» **GIVEN TASK**
Write out each line from the data below that includes the word "plain".

(Stored data entries)
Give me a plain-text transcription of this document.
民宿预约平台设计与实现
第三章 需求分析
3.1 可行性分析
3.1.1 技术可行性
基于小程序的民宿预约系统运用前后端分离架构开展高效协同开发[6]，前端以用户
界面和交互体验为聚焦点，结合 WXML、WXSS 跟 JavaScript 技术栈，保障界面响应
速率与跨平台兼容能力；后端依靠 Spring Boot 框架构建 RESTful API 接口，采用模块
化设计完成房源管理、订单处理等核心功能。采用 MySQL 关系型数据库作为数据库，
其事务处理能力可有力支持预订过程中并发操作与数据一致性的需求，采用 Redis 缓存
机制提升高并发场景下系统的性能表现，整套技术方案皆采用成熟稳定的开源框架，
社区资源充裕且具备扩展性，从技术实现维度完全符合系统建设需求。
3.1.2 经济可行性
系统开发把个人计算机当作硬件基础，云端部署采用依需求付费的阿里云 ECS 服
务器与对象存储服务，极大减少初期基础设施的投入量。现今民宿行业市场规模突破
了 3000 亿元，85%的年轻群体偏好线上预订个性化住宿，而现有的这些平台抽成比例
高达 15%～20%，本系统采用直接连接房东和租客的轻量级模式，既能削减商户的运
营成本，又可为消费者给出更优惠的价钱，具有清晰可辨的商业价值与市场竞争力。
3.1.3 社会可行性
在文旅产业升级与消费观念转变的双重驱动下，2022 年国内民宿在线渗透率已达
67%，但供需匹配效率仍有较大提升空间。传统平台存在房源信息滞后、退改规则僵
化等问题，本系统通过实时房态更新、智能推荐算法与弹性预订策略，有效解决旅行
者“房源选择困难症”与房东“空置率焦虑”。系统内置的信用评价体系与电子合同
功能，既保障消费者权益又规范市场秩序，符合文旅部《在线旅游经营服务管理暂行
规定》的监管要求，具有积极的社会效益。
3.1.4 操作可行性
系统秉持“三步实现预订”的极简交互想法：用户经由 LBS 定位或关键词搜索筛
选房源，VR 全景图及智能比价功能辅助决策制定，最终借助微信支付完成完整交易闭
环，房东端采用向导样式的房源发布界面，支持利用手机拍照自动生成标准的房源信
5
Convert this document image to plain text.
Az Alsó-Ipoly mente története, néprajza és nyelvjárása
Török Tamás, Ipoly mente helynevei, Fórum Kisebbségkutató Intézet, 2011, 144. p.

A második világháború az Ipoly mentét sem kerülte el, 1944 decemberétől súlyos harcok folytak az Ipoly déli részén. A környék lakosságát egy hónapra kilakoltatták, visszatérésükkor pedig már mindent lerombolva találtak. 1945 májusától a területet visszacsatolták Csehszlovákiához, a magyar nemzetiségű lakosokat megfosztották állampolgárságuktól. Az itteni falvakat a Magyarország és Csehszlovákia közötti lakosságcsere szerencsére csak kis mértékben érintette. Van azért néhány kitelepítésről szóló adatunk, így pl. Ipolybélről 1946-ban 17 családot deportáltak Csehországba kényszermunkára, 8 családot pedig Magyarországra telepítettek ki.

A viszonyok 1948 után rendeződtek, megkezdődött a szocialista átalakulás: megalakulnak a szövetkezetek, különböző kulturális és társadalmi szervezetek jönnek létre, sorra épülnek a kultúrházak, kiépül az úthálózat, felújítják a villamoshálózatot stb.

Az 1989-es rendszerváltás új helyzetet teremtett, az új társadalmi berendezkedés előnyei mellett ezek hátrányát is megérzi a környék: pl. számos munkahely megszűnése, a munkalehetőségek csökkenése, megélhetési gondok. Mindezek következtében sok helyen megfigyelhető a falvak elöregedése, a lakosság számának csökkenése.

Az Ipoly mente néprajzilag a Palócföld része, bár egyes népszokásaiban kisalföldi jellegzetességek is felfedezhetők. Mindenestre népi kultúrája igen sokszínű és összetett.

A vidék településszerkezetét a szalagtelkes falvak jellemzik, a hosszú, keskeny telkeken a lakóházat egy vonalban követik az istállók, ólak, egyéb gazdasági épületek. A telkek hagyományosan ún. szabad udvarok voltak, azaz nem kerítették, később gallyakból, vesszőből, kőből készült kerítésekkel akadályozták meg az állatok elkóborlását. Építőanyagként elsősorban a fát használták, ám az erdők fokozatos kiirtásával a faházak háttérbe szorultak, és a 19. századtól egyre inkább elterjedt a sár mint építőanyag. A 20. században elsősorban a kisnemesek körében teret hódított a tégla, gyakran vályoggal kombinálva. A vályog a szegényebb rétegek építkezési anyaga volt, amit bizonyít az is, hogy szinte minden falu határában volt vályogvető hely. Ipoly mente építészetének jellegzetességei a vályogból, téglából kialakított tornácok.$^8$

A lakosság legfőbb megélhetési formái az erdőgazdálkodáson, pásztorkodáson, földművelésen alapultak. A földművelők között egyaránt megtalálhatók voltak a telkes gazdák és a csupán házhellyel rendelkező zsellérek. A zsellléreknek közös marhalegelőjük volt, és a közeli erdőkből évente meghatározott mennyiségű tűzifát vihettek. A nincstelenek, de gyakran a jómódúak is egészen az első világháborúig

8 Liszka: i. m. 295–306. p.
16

» **EXERCISE RESPONSE**
Give me a plain-text transcription of this document.
Convert this document image to plain text.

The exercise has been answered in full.